Directive ▸
From the material below, list every line containing "ajouter".

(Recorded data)
- - - -
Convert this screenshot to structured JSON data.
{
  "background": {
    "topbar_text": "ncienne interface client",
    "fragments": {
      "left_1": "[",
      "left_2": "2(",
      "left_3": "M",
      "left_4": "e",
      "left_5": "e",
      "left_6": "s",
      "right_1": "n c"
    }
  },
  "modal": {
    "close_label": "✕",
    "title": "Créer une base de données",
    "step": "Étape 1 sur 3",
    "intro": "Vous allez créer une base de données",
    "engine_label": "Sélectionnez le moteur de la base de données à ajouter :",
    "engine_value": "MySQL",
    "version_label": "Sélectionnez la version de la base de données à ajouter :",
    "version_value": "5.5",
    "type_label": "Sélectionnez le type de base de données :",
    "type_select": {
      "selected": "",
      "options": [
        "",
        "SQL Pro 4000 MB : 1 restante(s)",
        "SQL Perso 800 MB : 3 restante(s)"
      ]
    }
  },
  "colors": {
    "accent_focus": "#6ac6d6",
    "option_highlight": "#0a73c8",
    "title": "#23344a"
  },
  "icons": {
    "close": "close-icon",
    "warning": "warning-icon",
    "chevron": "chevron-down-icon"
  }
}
- - - -
Task result ▸
    "engine_label": "Sélectionnez le moteur de la base de données à ajouter :",
    "version_label": "Sélectionnez la version de la base de données à ajouter :",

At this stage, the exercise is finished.